▶ Exercise input:

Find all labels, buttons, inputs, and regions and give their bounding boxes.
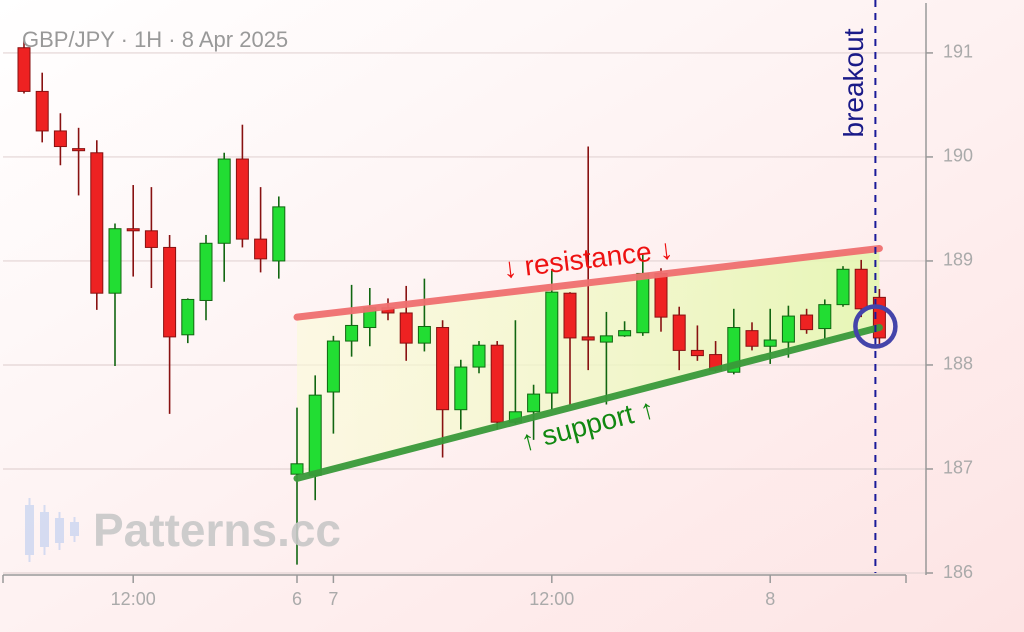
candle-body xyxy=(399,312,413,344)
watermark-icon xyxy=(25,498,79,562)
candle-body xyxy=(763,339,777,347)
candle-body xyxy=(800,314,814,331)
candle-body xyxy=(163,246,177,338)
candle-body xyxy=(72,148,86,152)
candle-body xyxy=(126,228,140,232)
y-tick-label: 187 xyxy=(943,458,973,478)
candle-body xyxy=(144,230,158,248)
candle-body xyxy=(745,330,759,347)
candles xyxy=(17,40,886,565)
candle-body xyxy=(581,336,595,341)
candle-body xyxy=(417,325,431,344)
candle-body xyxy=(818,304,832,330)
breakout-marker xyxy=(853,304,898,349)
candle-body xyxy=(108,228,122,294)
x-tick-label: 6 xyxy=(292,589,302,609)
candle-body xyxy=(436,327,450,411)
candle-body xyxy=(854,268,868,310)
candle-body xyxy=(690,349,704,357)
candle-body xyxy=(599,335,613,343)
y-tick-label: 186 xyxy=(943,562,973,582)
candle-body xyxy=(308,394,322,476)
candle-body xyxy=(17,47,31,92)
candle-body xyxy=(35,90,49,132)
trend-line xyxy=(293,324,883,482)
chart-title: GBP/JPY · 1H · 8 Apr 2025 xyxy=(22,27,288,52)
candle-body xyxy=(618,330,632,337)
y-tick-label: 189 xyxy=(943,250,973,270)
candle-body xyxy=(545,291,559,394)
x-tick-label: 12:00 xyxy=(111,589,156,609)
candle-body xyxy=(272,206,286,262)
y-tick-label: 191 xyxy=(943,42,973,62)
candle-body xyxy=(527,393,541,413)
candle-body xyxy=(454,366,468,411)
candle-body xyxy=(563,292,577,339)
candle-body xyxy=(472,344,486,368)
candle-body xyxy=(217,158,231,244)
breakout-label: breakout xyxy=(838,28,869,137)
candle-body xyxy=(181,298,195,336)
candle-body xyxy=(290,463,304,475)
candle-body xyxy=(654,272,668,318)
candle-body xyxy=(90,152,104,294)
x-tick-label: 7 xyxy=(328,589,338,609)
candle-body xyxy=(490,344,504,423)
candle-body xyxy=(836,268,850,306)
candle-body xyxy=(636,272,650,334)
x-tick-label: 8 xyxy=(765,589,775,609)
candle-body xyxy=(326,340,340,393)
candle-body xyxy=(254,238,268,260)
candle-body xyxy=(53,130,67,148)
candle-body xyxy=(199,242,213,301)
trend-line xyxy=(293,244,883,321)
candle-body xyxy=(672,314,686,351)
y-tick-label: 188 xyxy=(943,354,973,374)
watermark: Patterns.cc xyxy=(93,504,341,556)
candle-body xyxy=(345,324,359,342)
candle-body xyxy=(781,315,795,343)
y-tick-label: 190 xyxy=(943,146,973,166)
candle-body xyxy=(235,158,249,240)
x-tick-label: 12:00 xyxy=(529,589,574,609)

▶ Aim: Recast every line of the records above as a numbered list, omitting blank lines and leaving out the pictures.

▶ Problem solution:
1. Find all labels, buttons, inputs, and regions and give their bounding boxes.
2. candle-body xyxy=(399,312,413,344)
3. watermark-icon xyxy=(25,498,79,562)
4. candle-body xyxy=(763,339,777,347)
5. candle-body xyxy=(800,314,814,331)
6. candle-body xyxy=(163,246,177,338)
7. candle-body xyxy=(72,148,86,152)
8. candle-body xyxy=(126,228,140,232)
9. y-tick-label: 187 xyxy=(943,458,973,478)
10. candle-body xyxy=(144,230,158,248)
11. candle-body xyxy=(745,330,759,347)
12. candles xyxy=(17,40,886,565)
13. candle-body xyxy=(581,336,595,341)
14. candle-body xyxy=(417,325,431,344)
15. candle-body xyxy=(818,304,832,330)
16. breakout-marker xyxy=(853,304,898,349)
17. candle-body xyxy=(108,228,122,294)
18. x-tick-label: 6 xyxy=(292,589,302,609)
19. candle-body xyxy=(436,327,450,411)
20. candle-body xyxy=(854,268,868,310)
21. candle-body xyxy=(690,349,704,357)
22. candle-body xyxy=(599,335,613,343)
23. y-tick-label: 186 xyxy=(943,562,973,582)
24. candle-body xyxy=(308,394,322,476)
25. candle-body xyxy=(17,47,31,92)
26. candle-body xyxy=(35,90,49,132)
27. trend-line xyxy=(293,324,883,482)
28. chart-title: GBP/JPY · 1H · 8 Apr 2025 xyxy=(22,27,288,52)
29. candle-body xyxy=(618,330,632,337)
30. y-tick-label: 189 xyxy=(943,250,973,270)
31. candle-body xyxy=(545,291,559,394)
32. x-tick-label: 12:00 xyxy=(111,589,156,609)
33. candle-body xyxy=(272,206,286,262)
34. y-tick-label: 191 xyxy=(943,42,973,62)
35. candle-body xyxy=(527,393,541,413)
36. candle-body xyxy=(454,366,468,411)
37. candle-body xyxy=(563,292,577,339)
38. candle-body xyxy=(472,344,486,368)
39. candle-body xyxy=(217,158,231,244)
40. breakout-label: breakout xyxy=(838,28,869,137)
41. candle-body xyxy=(181,298,195,336)
42. candle-body xyxy=(290,463,304,475)
43. candle-body xyxy=(654,272,668,318)
44. candle-body xyxy=(90,152,104,294)
45. x-tick-label: 7 xyxy=(328,589,338,609)
46. candle-body xyxy=(490,344,504,423)
47. candle-body xyxy=(836,268,850,306)
48. candle-body xyxy=(636,272,650,334)
49. x-tick-label: 8 xyxy=(765,589,775,609)
50. candle-body xyxy=(326,340,340,393)
51. candle-body xyxy=(254,238,268,260)
52. candle-body xyxy=(53,130,67,148)
53. candle-body xyxy=(199,242,213,301)
54. trend-line xyxy=(293,244,883,321)
55. candle-body xyxy=(672,314,686,351)
56. y-tick-label: 188 xyxy=(943,354,973,374)
57. watermark: Patterns.cc xyxy=(93,504,341,556)
58. candle-body xyxy=(345,324,359,342)
59. candle-body xyxy=(781,315,795,343)
60. y-tick-label: 190 xyxy=(943,146,973,166)
61. candle-body xyxy=(235,158,249,240)
62. x-tick-label: 12:00 xyxy=(529,589,574,609)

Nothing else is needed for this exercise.